__Exercise__. Wherever a picture appears, skip it and retype the rest of the data exactly.

[Dataset listings of figures]
○ ○ ○
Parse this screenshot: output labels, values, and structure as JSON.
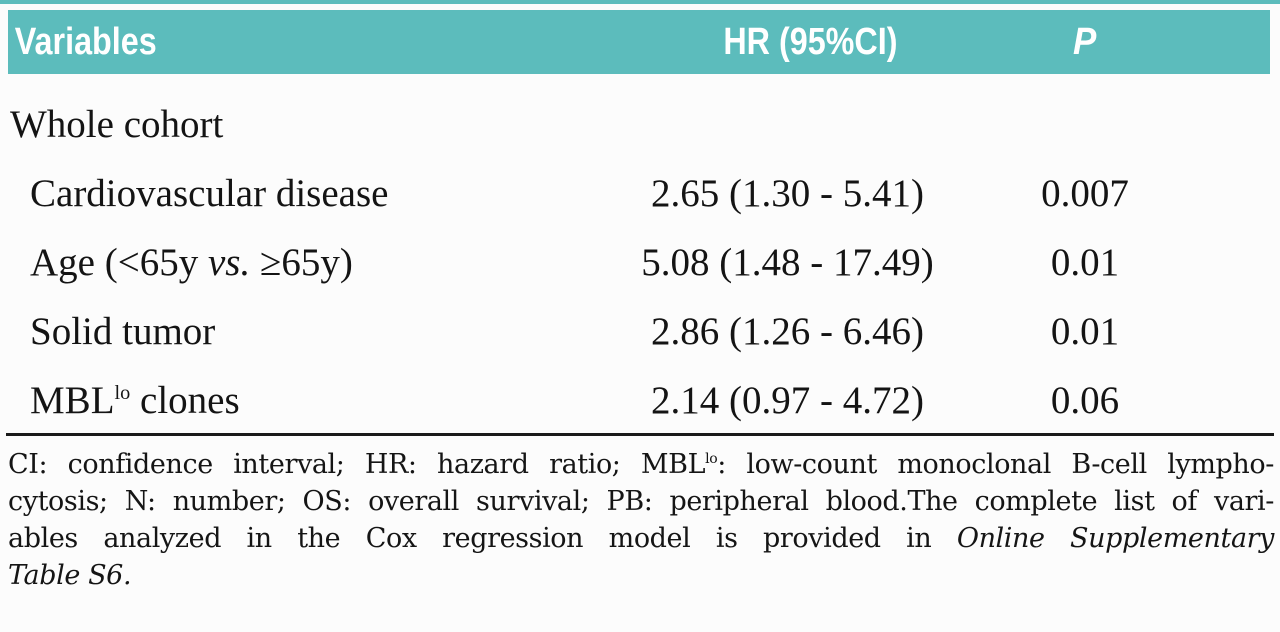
{
  "page": {
    "background": "#fcfcfc",
    "accent_teal": "#5cbcbc"
  },
  "table": {
    "headers": {
      "variables": "Variables",
      "hr": "HR (95%CI)",
      "p": "P"
    },
    "section_label": "Whole cohort",
    "rows": [
      {
        "variable": "Cardiovascular disease",
        "hr": "2.65 (1.30 - 5.41)",
        "p": "0.007"
      },
      {
        "variable_pre": "Age (<65y ",
        "variable_italic": "vs.",
        "variable_post": " ≥65y)",
        "hr": "5.08 (1.48 - 17.49)",
        "p": "0.01"
      },
      {
        "variable": "Solid tumor",
        "hr": "2.86 (1.26 - 6.46)",
        "p": "0.01"
      },
      {
        "variable_pre": "MBL",
        "variable_sup": "lo",
        "variable_post": " clones",
        "hr": "2.14 (0.97 - 4.72)",
        "p": "0.06"
      }
    ]
  },
  "footnote": {
    "line1_pre": "CI: confidence interval; HR: hazard ratio; MBL",
    "line1_sup": "lo",
    "line1_post": ": low-count monoclonal B-cell lympho-",
    "line2": "cytosis; N: number; OS: overall survival; PB: peripheral blood.The complete list of vari-",
    "line3_pre": "ables analyzed in the Cox regression model is provided in ",
    "line3_italic": "Online Supplementary",
    "line4_italic": "Table S6."
  }
}
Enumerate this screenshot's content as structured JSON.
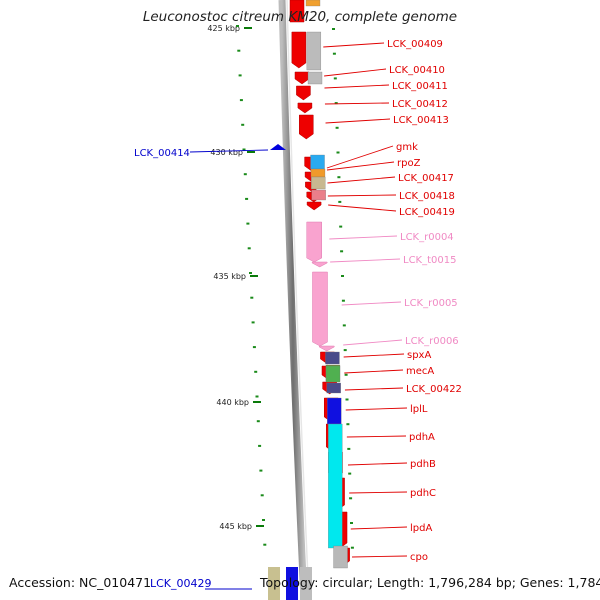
{
  "title": "Leuconostoc citreum KM20, complete genome",
  "footer": {
    "accession": "Accession: NC_010471",
    "left_gene": "LCK_00429",
    "topology": "Topology: circular; Length: 1,796,284 bp; Genes: 1,784"
  },
  "ticks": [
    "425 kbp",
    "430 kbp",
    "435 kbp",
    "440 kbp",
    "445 kbp"
  ],
  "left_labels": [
    "LCK_00414"
  ],
  "gene_labels": [
    {
      "name": "LCK_00409",
      "color": "#e00000"
    },
    {
      "name": "LCK_00410",
      "color": "#e00000"
    },
    {
      "name": "LCK_00411",
      "color": "#e00000"
    },
    {
      "name": "LCK_00412",
      "color": "#e00000"
    },
    {
      "name": "LCK_00413",
      "color": "#e00000"
    },
    {
      "name": "gmk",
      "color": "#e00000"
    },
    {
      "name": "rpoZ",
      "color": "#e00000"
    },
    {
      "name": "LCK_00417",
      "color": "#e00000"
    },
    {
      "name": "LCK_00418",
      "color": "#e00000"
    },
    {
      "name": "LCK_00419",
      "color": "#e00000"
    },
    {
      "name": "LCK_r0004",
      "color": "#f08ac4"
    },
    {
      "name": "LCK_t0015",
      "color": "#f08ac4"
    },
    {
      "name": "LCK_r0005",
      "color": "#f08ac4"
    },
    {
      "name": "LCK_r0006",
      "color": "#f08ac4"
    },
    {
      "name": "spxA",
      "color": "#e00000"
    },
    {
      "name": "mecA",
      "color": "#e00000"
    },
    {
      "name": "LCK_00422",
      "color": "#e00000"
    },
    {
      "name": "lplL",
      "color": "#e00000"
    },
    {
      "name": "pdhA",
      "color": "#e00000"
    },
    {
      "name": "pdhB",
      "color": "#e00000"
    },
    {
      "name": "pdhC",
      "color": "#e00000"
    },
    {
      "name": "lpdA",
      "color": "#e00000"
    },
    {
      "name": "cpo",
      "color": "#e00000"
    }
  ],
  "colors": {
    "cds": "#ee0000",
    "rna": "#f9a3cf",
    "minus_strand": "#0000dd",
    "dots": "#1a8a1a",
    "backbone": "#8a8a8a"
  }
}
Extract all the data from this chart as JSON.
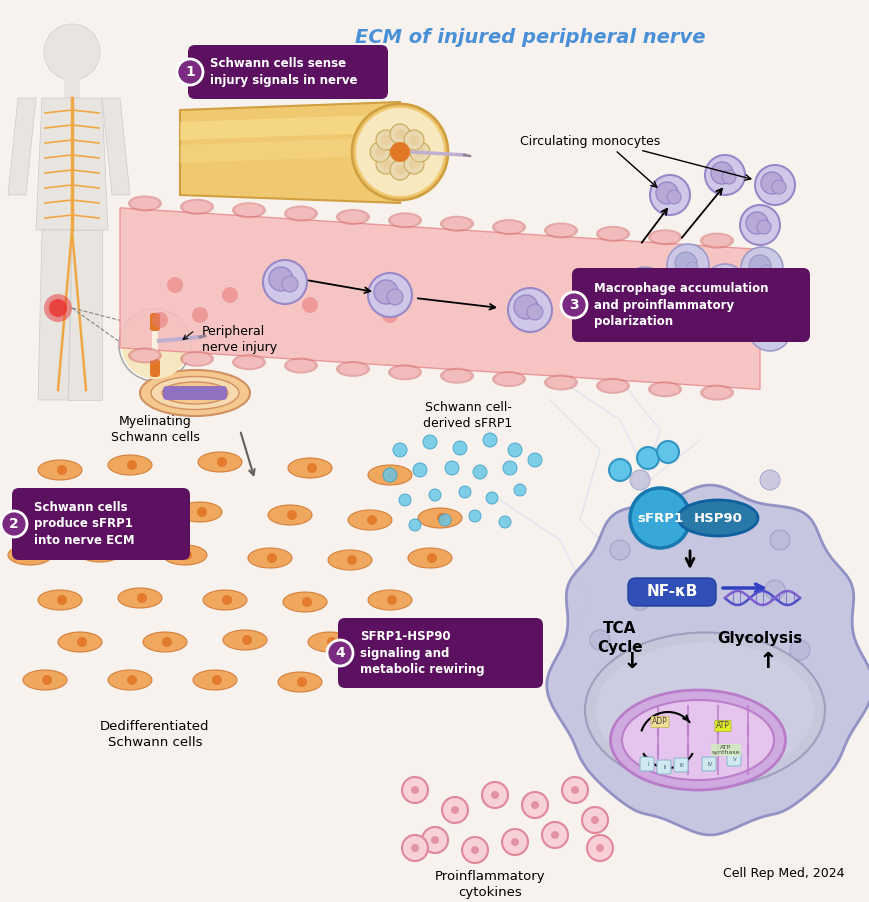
{
  "bg_color": "#f7f2ee",
  "title_text": "ECM of injured peripheral nerve",
  "title_color": "#4a90d9",
  "citation": "Cell Rep Med, 2024",
  "box1_text": "Schwann cells sense\ninjury signals in nerve",
  "box2_text": "Schwann cells\nproduce sFRP1\ninto nerve ECM",
  "box3_text": "Macrophage accumulation\nand proinflammatory\npolarization",
  "box4_text": "SFRP1-HSP90\nsignaling and\nmetabolic rewiring",
  "box_bg": "#5c1060",
  "box_text_color": "#ffffff",
  "num_circle_color": "#7a2a80",
  "label_pni": "Peripheral\nnerve injury",
  "label_myelin": "Myelinating\nSchwann cells",
  "label_dediff": "Dedifferentiated\nSchwann cells",
  "label_mono": "Circulating monocytes",
  "label_sfrp1": "Schwann cell-\nderived sFRP1",
  "label_cyto": "Proinflammatory\ncytokines",
  "label_tca": "TCA\nCycle",
  "label_glyco": "Glycolysis",
  "label_nfkb": "NF-κB",
  "label_sfrp1_btn": "sFRP1",
  "label_hsp90_btn": "HSP90",
  "vessel_fill": "#f5bfbf",
  "vessel_border": "#e89090",
  "vessel_cell_border": "#d87878",
  "monocyte_fill": "#d0c8e8",
  "monocyte_border": "#9888c8",
  "macrophage_fill": "#c8c8e8",
  "macrophage_border": "#9898c8",
  "main_cell_fill": "#c0c0e0",
  "main_cell_border": "#8888c0",
  "nucleus_fill": "#c8c8dc",
  "mito_outer": "#d0a8e0",
  "mito_inner": "#e8c8f0",
  "mito_cristae": "#b878c8",
  "sfrp1_btn_color": "#38a8d8",
  "hsp90_btn_color": "#2878a8",
  "nfkb_color": "#3050b8",
  "dna_color": "#5050c0",
  "sfrp1_dot_color": "#6ac8e8",
  "sfrp1_dot_border": "#40a0c8",
  "rbc_color": "#e87878",
  "schwann_orange": "#f0a050",
  "schwann_border": "#d07830",
  "nerve_bundle_color": "#f0c870",
  "nerve_bundle_border": "#d0a040",
  "nerve_section_fill": "#f8e8c0",
  "axon_color": "#e07828",
  "body_color": "#e8e4e0",
  "nerve_line_color": "#f0a844",
  "injury_color": "#e83030",
  "myelin_outer": "#f5c890",
  "myelin_purple": "#9070c0",
  "cyto_fill": "#f8d0d8",
  "cyto_border": "#e08898"
}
○ ○ ○
__Expected answer__.
Parse this screenshot: output labels, values, and structure as JSON.
{
  "page": {
    "background": "#fcfcfc",
    "accent_teal": "#5cbcbc"
  },
  "table": {
    "headers": {
      "variables": "Variables",
      "hr": "HR (95%CI)",
      "p": "P"
    },
    "section_label": "Whole cohort",
    "rows": [
      {
        "variable": "Cardiovascular disease",
        "hr": "2.65 (1.30 - 5.41)",
        "p": "0.007"
      },
      {
        "variable_pre": "Age (<65y ",
        "variable_italic": "vs.",
        "variable_post": " ≥65y)",
        "hr": "5.08 (1.48 - 17.49)",
        "p": "0.01"
      },
      {
        "variable": "Solid tumor",
        "hr": "2.86 (1.26 - 6.46)",
        "p": "0.01"
      },
      {
        "variable_pre": "MBL",
        "variable_sup": "lo",
        "variable_post": " clones",
        "hr": "2.14 (0.97 - 4.72)",
        "p": "0.06"
      }
    ]
  },
  "footnote": {
    "line1_pre": "CI: confidence interval; HR: hazard ratio; MBL",
    "line1_sup": "lo",
    "line1_post": ": low-count monoclonal B-cell lympho-",
    "line2": "cytosis; N: number; OS: overall survival; PB: peripheral blood.The complete list of vari-",
    "line3_pre": "ables analyzed in the Cox regression model is provided in ",
    "line3_italic": "Online Supplementary",
    "line4_italic": "Table S6."
  }
}
Enumerate this screenshot's content as structured JSON.
{
  "title": "Leuconostoc citreum KM20, complete genome",
  "footer": {
    "accession": "Accession: NC_010471",
    "left_gene": "LCK_00429",
    "topology": "Topology: circular; Length: 1,796,284 bp; Genes: 1,784"
  },
  "ticks": [
    "425 kbp",
    "430 kbp",
    "435 kbp",
    "440 kbp",
    "445 kbp"
  ],
  "left_labels": [
    "LCK_00414"
  ],
  "gene_labels": [
    {
      "name": "LCK_00409",
      "color": "#e00000"
    },
    {
      "name": "LCK_00410",
      "color": "#e00000"
    },
    {
      "name": "LCK_00411",
      "color": "#e00000"
    },
    {
      "name": "LCK_00412",
      "color": "#e00000"
    },
    {
      "name": "LCK_00413",
      "color": "#e00000"
    },
    {
      "name": "gmk",
      "color": "#e00000"
    },
    {
      "name": "rpoZ",
      "color": "#e00000"
    },
    {
      "name": "LCK_00417",
      "color": "#e00000"
    },
    {
      "name": "LCK_00418",
      "color": "#e00000"
    },
    {
      "name": "LCK_00419",
      "color": "#e00000"
    },
    {
      "name": "LCK_r0004",
      "color": "#f08ac4"
    },
    {
      "name": "LCK_t0015",
      "color": "#f08ac4"
    },
    {
      "name": "LCK_r0005",
      "color": "#f08ac4"
    },
    {
      "name": "LCK_r0006",
      "color": "#f08ac4"
    },
    {
      "name": "spxA",
      "color": "#e00000"
    },
    {
      "name": "mecA",
      "color": "#e00000"
    },
    {
      "name": "LCK_00422",
      "color": "#e00000"
    },
    {
      "name": "lplL",
      "color": "#e00000"
    },
    {
      "name": "pdhA",
      "color": "#e00000"
    },
    {
      "name": "pdhB",
      "color": "#e00000"
    },
    {
      "name": "pdhC",
      "color": "#e00000"
    },
    {
      "name": "lpdA",
      "color": "#e00000"
    },
    {
      "name": "cpo",
      "color": "#e00000"
    }
  ],
  "colors": {
    "cds": "#ee0000",
    "rna": "#f9a3cf",
    "minus_strand": "#0000dd",
    "dots": "#1a8a1a",
    "backbone": "#8a8a8a"
  }
}
Extract all the data from this chart as JSON.
{
  "bg_color": "#f7f2ee",
  "title_text": "ECM of injured peripheral nerve",
  "title_color": "#4a90d9",
  "citation": "Cell Rep Med, 2024",
  "box1_text": "Schwann cells sense\ninjury signals in nerve",
  "box2_text": "Schwann cells\nproduce sFRP1\ninto nerve ECM",
  "box3_text": "Macrophage accumulation\nand proinflammatory\npolarization",
  "box4_text": "SFRP1-HSP90\nsignaling and\nmetabolic rewiring",
  "box_bg": "#5c1060",
  "box_text_color": "#ffffff",
  "num_circle_color": "#7a2a80",
  "label_pni": "Peripheral\nnerve injury",
  "label_myelin": "Myelinating\nSchwann cells",
  "label_dediff": "Dedifferentiated\nSchwann cells",
  "label_mono": "Circulating monocytes",
  "label_sfrp1": "Schwann cell-\nderived sFRP1",
  "label_cyto": "Proinflammatory\ncytokines",
  "label_tca": "TCA\nCycle",
  "label_glyco": "Glycolysis",
  "label_nfkb": "NF-κB",
  "label_sfrp1_btn": "sFRP1",
  "label_hsp90_btn": "HSP90",
  "vessel_fill": "#f5bfbf",
  "vessel_border": "#e89090",
  "vessel_cell_border": "#d87878",
  "monocyte_fill": "#d0c8e8",
  "monocyte_border": "#9888c8",
  "macrophage_fill": "#c8c8e8",
  "macrophage_border": "#9898c8",
  "main_cell_fill": "#c0c0e0",
  "main_cell_border": "#8888c0",
  "nucleus_fill": "#c8c8dc",
  "mito_outer": "#d0a8e0",
  "mito_inner": "#e8c8f0",
  "mito_cristae": "#b878c8",
  "sfrp1_btn_color": "#38a8d8",
  "hsp90_btn_color": "#2878a8",
  "nfkb_color": "#3050b8",
  "dna_color": "#5050c0",
  "sfrp1_dot_color": "#6ac8e8",
  "sfrp1_dot_border": "#40a0c8",
  "rbc_color": "#e87878",
  "schwann_orange": "#f0a050",
  "schwann_border": "#d07830",
  "nerve_bundle_color": "#f0c870",
  "nerve_bundle_border": "#d0a040",
  "nerve_section_fill": "#f8e8c0",
  "axon_color": "#e07828",
  "body_color": "#e8e4e0",
  "nerve_line_color": "#f0a844",
  "injury_color": "#e83030",
  "myelin_outer": "#f5c890",
  "myelin_purple": "#9070c0",
  "cyto_fill": "#f8d0d8",
  "cyto_border": "#e08898"
}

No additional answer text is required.